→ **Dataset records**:

— START —

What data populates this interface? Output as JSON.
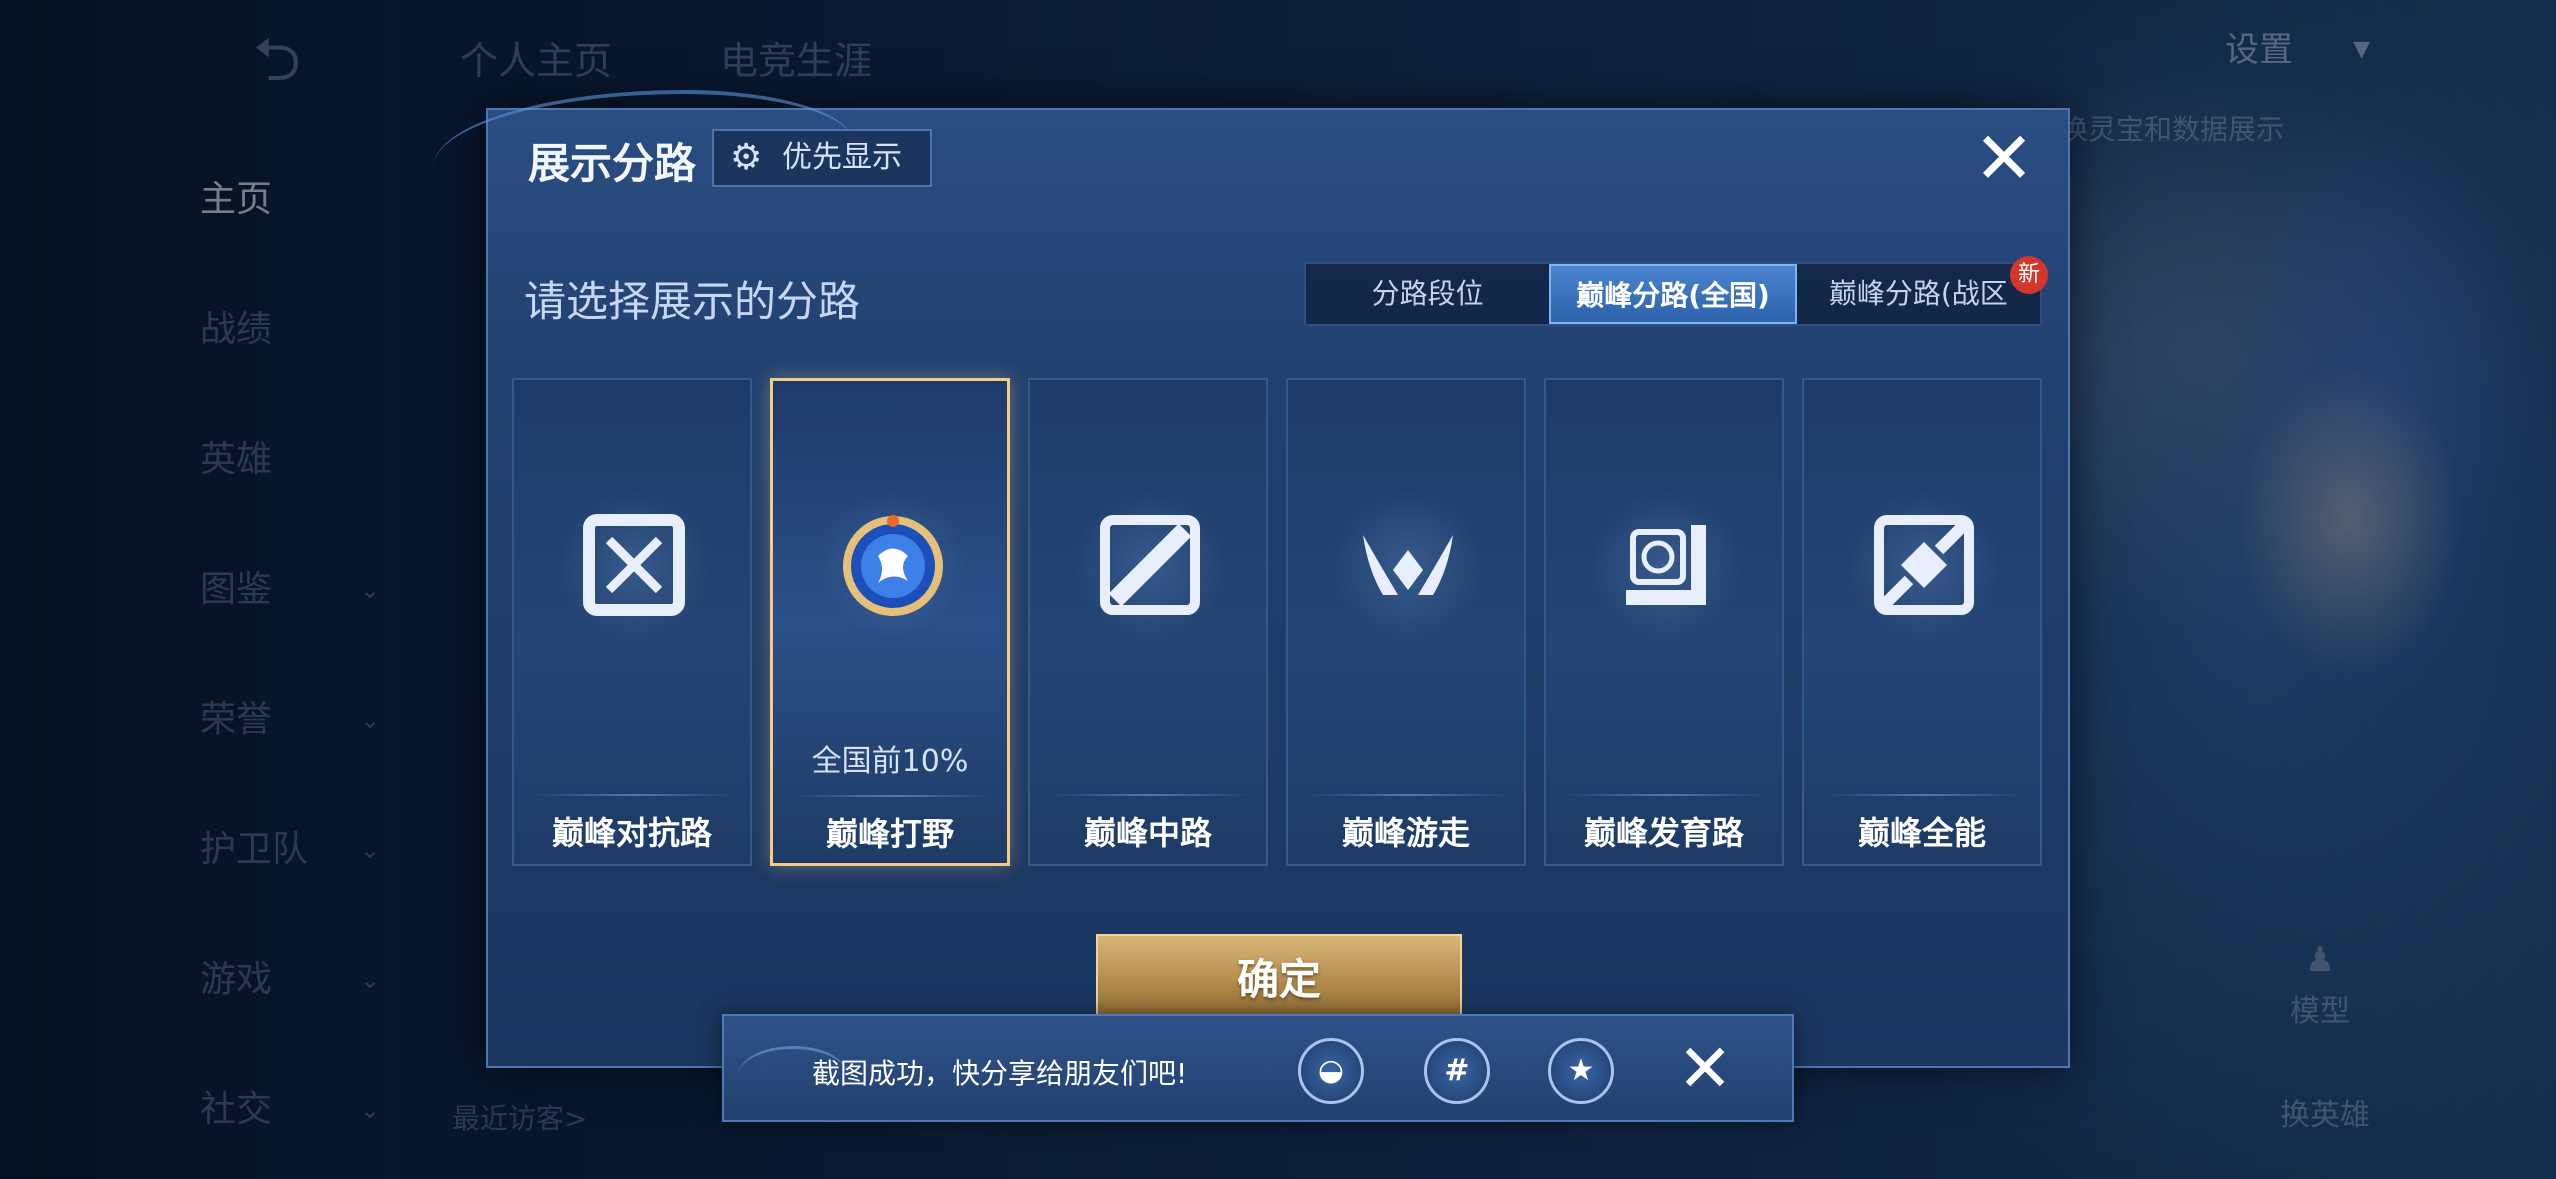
{
  "background": {
    "back_glyph": "⮌",
    "nav": [
      {
        "label": "主页",
        "active": true,
        "chevron": false
      },
      {
        "label": "战绩",
        "active": false,
        "chevron": false
      },
      {
        "label": "英雄",
        "active": false,
        "chevron": false
      },
      {
        "label": "图鉴",
        "active": false,
        "chevron": true
      },
      {
        "label": "荣誉",
        "active": false,
        "chevron": true
      },
      {
        "label": "护卫队",
        "active": false,
        "chevron": true
      },
      {
        "label": "游戏",
        "active": false,
        "chevron": true
      },
      {
        "label": "社交",
        "active": false,
        "chevron": true
      }
    ],
    "chevron_glyph": "⌄",
    "top_tabs": [
      "个人主页",
      "电竞生涯"
    ],
    "settings_label": "设置",
    "banner_text": "换灵宝和数据展示",
    "model_label": "模型",
    "switch_hero_label": "换英雄",
    "visitors_label": "最近访客>"
  },
  "modal": {
    "title": "展示分路",
    "priority_button": "优先显示",
    "gear_icon": "gear-icon",
    "close_glyph": "✕",
    "subtitle": "请选择展示的分路",
    "segment_tabs": [
      {
        "label": "分路段位",
        "active": false,
        "badge": ""
      },
      {
        "label": "巅峰分路(全国)",
        "active": true,
        "badge": ""
      },
      {
        "label": "巅峰分路(战区",
        "active": false,
        "badge": "新"
      }
    ],
    "cards": [
      {
        "label": "巅峰对抗路",
        "rank": "",
        "selected": false,
        "icon": "clash-lane-icon"
      },
      {
        "label": "巅峰打野",
        "rank": "全国前10%",
        "selected": true,
        "icon": "jungle-medal-icon"
      },
      {
        "label": "巅峰中路",
        "rank": "",
        "selected": false,
        "icon": "mid-lane-icon"
      },
      {
        "label": "巅峰游走",
        "rank": "",
        "selected": false,
        "icon": "roam-icon"
      },
      {
        "label": "巅峰发育路",
        "rank": "",
        "selected": false,
        "icon": "farm-lane-icon"
      },
      {
        "label": "巅峰全能",
        "rank": "",
        "selected": false,
        "icon": "all-round-icon"
      }
    ],
    "confirm_label": "确定"
  },
  "toast": {
    "text": "截图成功，快分享给朋友们吧!",
    "share_icons": [
      {
        "name": "qq-share-icon",
        "glyph": "◒"
      },
      {
        "name": "wechat-moments-share-icon",
        "glyph": "#"
      },
      {
        "name": "qzone-share-icon",
        "glyph": "★"
      }
    ],
    "close_glyph": "✕"
  },
  "colors": {
    "accent_gold": "#f2cc86",
    "active_tab": "#3f78c4",
    "badge_red": "#d2372c",
    "confirm_gold": "#c29b5a"
  }
}
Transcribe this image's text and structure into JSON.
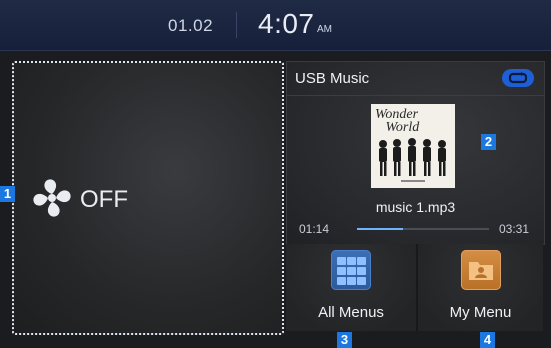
{
  "status_bar": {
    "date": "01.02",
    "time": "4:07",
    "ampm": "AM"
  },
  "climate_panel": {
    "icon": "fan-icon",
    "status": "OFF"
  },
  "music_panel": {
    "source": "USB Music",
    "repeat_icon": "repeat-icon",
    "album_art_text": "Wonder World",
    "track_name": "music 1.mp3",
    "elapsed": "01:14",
    "duration": "03:31",
    "progress_percent": 35
  },
  "menus": [
    {
      "label": "All Menus",
      "icon": "grid-icon"
    },
    {
      "label": "My Menu",
      "icon": "folder-person-icon"
    }
  ],
  "callouts": [
    "1",
    "2",
    "3",
    "4"
  ],
  "colors": {
    "accent": "#1d77e0",
    "status_bar": "#1f2a45",
    "background": "#1b1c1f"
  }
}
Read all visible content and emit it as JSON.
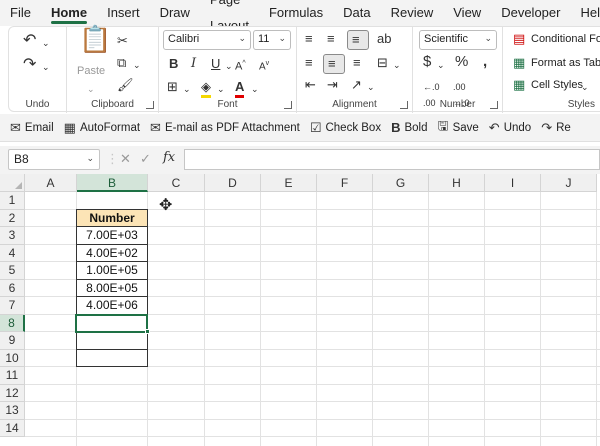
{
  "menu": [
    "File",
    "Home",
    "Insert",
    "Draw",
    "Page Layout",
    "Formulas",
    "Data",
    "Review",
    "View",
    "Developer",
    "Help"
  ],
  "active_menu": "Home",
  "ribbon": {
    "undo_group": "Undo",
    "clipboard_group": "Clipboard",
    "paste_label": "Paste",
    "font_group": "Font",
    "font_name": "Calibri",
    "font_size": "11",
    "alignment_group": "Alignment",
    "number_group": "Number",
    "number_format": "Scientific",
    "styles_group": "Styles",
    "conditional_formatting": "Conditional Fo",
    "format_as_table": "Format as Table",
    "cell_styles": "Cell Styles"
  },
  "quick_toolbar": [
    {
      "icon": "✉",
      "label": "Email",
      "name": "email-button"
    },
    {
      "icon": "▦",
      "label": "AutoFormat",
      "name": "autoformat-button"
    },
    {
      "icon": "✉",
      "label": "E-mail as PDF Attachment",
      "name": "email-pdf-button"
    },
    {
      "icon": "☑",
      "label": "Check Box",
      "name": "check-box-button"
    },
    {
      "icon": "B",
      "label": "Bold",
      "name": "bold-qat-button"
    },
    {
      "icon": "🖫",
      "label": "Save",
      "name": "save-button"
    },
    {
      "icon": "↶",
      "label": "Undo",
      "name": "undo-qat-button"
    },
    {
      "icon": "↷",
      "label": "Re",
      "name": "redo-qat-button"
    }
  ],
  "formula_bar": {
    "name_box": "B8",
    "formula": ""
  },
  "columns": [
    "A",
    "B",
    "C",
    "D",
    "E",
    "F",
    "G",
    "H",
    "I",
    "J"
  ],
  "rows": [
    "1",
    "2",
    "3",
    "4",
    "5",
    "6",
    "7",
    "8",
    "9",
    "10",
    "11",
    "12",
    "13",
    "14"
  ],
  "selected_column": "B",
  "selected_row": "8",
  "table": {
    "header": "Number",
    "values": [
      "7.00E+03",
      "4.00E+02",
      "1.00E+05",
      "8.00E+05",
      "4.00E+06"
    ]
  }
}
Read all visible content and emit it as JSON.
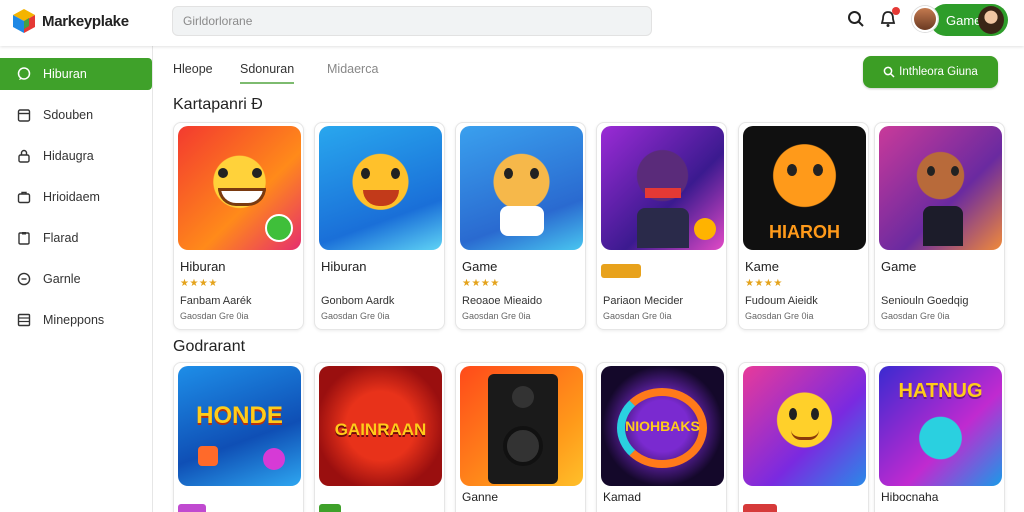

— END —

→ **EXERCISE AIM**: For each line in the data above that contains the string "JSON", extract the line.

→ **COMPLETE ANSWER**:
What data populates this interface? Output as JSON.
Transcribe this image's text and structure into JSON.
Read all visible content and emit it as JSON.
Read all visible content and emit it as JSON.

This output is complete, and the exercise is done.